__OBJECTIVE__: Your task is to copy every line of the records below that contains "highlighted".

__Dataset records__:
# # # # # # #

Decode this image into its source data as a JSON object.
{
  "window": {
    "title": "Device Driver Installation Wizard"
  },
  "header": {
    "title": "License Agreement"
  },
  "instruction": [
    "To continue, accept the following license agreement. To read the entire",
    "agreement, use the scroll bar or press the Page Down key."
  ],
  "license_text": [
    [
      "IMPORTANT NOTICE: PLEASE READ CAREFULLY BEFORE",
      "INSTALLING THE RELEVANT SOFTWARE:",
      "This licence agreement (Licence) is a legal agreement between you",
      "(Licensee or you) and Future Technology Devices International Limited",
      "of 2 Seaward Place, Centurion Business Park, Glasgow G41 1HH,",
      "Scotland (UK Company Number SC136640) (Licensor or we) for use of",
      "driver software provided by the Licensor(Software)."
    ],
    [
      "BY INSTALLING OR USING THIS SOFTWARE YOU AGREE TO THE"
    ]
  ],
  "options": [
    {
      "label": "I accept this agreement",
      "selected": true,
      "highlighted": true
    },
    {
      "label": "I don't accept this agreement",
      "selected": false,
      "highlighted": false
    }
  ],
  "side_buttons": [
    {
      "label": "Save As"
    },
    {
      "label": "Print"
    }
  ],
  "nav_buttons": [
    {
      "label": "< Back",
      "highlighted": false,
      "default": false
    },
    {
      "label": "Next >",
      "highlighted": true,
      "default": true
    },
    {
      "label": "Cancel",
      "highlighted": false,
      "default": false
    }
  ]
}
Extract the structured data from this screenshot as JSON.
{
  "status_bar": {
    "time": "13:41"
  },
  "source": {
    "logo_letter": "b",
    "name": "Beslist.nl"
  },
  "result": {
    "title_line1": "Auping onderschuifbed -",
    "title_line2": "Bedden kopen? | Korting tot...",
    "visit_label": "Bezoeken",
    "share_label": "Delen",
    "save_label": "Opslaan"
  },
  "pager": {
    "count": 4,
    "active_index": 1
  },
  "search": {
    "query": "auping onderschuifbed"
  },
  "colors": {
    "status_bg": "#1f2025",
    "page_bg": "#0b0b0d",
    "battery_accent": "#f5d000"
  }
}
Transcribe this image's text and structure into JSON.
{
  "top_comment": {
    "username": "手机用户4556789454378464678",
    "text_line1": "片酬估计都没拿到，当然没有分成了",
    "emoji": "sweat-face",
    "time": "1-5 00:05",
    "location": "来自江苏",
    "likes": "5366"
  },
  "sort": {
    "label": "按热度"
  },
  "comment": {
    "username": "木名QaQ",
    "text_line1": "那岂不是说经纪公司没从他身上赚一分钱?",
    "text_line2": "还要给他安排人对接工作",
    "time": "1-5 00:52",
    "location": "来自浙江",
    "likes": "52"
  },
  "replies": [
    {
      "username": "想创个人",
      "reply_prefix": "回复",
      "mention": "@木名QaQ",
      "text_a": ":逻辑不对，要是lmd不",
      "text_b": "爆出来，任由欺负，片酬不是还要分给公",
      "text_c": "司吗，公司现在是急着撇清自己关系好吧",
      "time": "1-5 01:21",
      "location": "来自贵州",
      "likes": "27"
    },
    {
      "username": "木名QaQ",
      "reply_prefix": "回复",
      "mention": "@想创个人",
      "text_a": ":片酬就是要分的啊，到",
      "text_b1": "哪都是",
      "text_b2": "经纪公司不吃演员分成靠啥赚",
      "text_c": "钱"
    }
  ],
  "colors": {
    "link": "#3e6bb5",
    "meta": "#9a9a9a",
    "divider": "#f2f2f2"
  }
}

# # # # # # #

__FINAL RESULT__:
      "highlighted": true
      "highlighted": false
      "highlighted": false,
      "highlighted": true,
      "highlighted": false,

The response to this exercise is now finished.